***** TEXTAUSZUG *****

7. September 2020
Mein Kontinent VIII
Mir fehlt nun die Laune, mit der
Aufzählung unfreundlicher Zusammenhänge fortzufahren. Ich
mag annehmen, die aktuelle Pandemie hat uns keine Krise
beschert, sondern eine bestehende Krise vertieft und
verdeutlicht.
Ich bleib bei meiner Ansicht, daß die
Krise der Wandel ist, nicht die Katastrophe, in die ein
Wandel freilich münden kann. Ohne Krise ist kein Leben. Was
die letzten Monate verdeutlicht haben, weist meine Leute
freilich nicht gerade als krisenerprobt aus.

***** GEGEBENE DATEN *****

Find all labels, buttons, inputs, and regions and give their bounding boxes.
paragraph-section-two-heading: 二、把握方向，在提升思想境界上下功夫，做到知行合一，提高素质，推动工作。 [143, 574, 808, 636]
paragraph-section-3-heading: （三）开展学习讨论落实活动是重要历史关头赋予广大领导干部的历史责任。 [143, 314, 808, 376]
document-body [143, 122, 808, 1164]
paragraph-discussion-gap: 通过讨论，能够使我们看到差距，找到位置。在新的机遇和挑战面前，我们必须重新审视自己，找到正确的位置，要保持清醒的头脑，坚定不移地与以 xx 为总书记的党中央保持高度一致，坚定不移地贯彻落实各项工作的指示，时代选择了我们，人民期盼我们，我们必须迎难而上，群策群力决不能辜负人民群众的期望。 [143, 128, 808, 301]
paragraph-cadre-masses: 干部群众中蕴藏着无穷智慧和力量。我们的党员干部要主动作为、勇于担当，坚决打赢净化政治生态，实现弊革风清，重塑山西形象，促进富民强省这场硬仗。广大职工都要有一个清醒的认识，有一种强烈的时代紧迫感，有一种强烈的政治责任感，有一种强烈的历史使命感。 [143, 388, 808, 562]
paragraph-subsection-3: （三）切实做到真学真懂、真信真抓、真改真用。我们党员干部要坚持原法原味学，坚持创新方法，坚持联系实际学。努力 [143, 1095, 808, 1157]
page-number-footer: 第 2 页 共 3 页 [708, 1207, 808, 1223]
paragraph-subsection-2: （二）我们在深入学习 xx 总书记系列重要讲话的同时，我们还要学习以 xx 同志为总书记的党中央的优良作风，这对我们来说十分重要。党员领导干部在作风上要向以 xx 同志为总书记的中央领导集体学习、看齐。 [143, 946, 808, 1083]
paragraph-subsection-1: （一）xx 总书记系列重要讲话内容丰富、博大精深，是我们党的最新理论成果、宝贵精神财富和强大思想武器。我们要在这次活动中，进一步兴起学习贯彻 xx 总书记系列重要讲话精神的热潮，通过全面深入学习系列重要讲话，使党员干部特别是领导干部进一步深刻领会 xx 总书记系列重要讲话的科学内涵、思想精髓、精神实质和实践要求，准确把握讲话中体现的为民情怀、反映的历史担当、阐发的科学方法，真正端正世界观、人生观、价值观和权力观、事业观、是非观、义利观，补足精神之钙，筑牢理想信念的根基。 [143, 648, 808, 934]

*****

* [AUFGABE]:
Bitte gib den Abschnitt des Textauszugs wortgetreu aus, der bei den Worten "Ich bleib bei" beginnt und nach den Worten "als krisenerprobt aus." endet.

* [ANTWORT]:
Ich bleib bei meiner Ansicht, daß die
Krise der Wandel ist, nicht die Katastrophe, in die ein
Wandel freilich münden kann. Ohne Krise ist kein Leben. Was
die letzten Monate verdeutlicht haben, weist meine Leute
freilich nicht gerade als krisenerprobt aus.